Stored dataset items
◇ ◇ ◇ ◇
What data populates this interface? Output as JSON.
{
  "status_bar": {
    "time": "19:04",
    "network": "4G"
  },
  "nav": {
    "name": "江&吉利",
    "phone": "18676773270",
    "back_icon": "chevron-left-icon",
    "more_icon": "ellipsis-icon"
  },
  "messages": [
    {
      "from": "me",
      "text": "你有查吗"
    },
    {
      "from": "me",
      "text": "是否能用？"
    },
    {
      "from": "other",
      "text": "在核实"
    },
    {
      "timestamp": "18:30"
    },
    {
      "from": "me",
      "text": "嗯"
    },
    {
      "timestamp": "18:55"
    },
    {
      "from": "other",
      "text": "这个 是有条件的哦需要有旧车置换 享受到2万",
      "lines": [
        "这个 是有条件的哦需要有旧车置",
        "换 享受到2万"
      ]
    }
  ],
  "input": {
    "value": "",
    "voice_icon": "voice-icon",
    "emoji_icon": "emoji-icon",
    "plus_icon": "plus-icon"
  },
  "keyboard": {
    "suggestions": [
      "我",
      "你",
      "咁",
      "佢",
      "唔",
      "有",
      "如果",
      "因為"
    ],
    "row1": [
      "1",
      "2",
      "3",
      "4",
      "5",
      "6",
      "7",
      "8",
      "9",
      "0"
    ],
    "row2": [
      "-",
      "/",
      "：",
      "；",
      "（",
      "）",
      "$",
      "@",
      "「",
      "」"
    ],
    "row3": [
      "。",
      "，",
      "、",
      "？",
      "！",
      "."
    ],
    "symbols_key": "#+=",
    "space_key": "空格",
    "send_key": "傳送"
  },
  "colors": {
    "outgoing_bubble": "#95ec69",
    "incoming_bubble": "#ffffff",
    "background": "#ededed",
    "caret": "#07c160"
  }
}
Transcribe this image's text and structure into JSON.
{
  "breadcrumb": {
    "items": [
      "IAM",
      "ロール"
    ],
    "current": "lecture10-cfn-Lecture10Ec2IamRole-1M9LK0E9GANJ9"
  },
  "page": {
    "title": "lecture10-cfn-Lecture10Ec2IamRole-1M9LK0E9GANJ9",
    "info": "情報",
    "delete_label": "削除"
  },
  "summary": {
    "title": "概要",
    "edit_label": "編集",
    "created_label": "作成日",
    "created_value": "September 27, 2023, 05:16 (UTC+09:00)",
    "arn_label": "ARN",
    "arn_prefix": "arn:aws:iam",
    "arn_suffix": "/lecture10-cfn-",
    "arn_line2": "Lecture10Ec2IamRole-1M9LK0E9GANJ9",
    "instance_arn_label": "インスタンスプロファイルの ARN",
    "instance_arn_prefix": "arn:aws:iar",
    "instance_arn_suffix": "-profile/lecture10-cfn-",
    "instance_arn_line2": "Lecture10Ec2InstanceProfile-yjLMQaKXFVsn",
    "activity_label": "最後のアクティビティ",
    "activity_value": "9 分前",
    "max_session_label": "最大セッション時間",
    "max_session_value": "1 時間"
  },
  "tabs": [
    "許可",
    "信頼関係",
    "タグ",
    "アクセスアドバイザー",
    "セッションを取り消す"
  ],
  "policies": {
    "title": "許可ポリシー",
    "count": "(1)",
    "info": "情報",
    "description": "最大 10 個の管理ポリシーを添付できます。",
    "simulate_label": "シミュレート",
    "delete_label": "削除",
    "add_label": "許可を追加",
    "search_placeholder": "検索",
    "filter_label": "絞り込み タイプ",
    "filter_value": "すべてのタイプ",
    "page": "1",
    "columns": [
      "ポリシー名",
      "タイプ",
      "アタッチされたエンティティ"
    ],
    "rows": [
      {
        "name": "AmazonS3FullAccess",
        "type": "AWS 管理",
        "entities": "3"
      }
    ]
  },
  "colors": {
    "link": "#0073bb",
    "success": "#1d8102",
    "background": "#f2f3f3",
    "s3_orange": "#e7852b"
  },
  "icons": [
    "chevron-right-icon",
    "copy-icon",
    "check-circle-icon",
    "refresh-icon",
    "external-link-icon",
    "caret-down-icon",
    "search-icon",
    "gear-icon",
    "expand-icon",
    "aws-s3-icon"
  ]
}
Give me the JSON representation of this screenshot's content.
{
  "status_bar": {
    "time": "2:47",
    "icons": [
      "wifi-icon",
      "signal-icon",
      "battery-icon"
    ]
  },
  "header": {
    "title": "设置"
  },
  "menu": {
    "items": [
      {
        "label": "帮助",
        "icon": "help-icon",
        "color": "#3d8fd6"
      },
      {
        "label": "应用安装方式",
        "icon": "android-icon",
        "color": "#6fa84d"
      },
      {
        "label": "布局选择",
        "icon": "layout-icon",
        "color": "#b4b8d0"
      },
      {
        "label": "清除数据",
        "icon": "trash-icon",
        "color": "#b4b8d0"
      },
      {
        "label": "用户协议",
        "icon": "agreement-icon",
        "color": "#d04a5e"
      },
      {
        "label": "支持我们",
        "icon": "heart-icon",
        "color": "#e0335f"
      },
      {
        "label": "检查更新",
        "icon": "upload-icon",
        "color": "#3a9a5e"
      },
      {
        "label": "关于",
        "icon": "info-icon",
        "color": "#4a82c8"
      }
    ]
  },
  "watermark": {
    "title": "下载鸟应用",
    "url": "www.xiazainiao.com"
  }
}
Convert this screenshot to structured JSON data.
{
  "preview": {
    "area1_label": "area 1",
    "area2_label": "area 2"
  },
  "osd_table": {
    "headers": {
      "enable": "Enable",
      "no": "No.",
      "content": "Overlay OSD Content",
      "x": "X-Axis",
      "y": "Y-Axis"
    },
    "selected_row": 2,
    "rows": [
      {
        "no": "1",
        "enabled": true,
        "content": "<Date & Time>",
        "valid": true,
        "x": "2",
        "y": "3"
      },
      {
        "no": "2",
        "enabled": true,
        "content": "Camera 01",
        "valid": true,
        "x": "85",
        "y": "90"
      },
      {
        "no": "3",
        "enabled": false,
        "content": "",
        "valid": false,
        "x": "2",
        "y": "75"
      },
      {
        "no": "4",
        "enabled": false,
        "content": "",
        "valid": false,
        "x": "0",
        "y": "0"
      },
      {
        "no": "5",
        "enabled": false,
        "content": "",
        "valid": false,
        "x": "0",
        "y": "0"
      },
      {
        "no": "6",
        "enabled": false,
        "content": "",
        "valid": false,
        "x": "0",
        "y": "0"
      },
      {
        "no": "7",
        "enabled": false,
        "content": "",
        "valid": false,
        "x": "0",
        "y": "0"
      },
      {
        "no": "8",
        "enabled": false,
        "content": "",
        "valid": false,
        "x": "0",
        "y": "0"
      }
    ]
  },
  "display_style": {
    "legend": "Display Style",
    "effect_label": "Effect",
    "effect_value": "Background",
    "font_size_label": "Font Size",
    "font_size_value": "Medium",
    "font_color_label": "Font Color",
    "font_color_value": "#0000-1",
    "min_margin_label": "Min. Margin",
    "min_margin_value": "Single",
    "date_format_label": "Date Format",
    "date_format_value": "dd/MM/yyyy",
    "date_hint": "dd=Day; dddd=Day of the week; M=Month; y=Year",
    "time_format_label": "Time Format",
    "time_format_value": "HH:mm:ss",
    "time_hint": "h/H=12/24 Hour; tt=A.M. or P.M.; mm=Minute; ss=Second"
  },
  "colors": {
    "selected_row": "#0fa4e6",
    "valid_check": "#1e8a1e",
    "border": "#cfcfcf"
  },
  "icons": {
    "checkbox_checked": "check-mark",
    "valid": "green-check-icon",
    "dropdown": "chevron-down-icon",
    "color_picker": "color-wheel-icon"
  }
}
◇ ◇ ◇ ◇
Directive: Determine how many of the lines above hold the word "this", and output that number by itself.

Answer to the problem: 4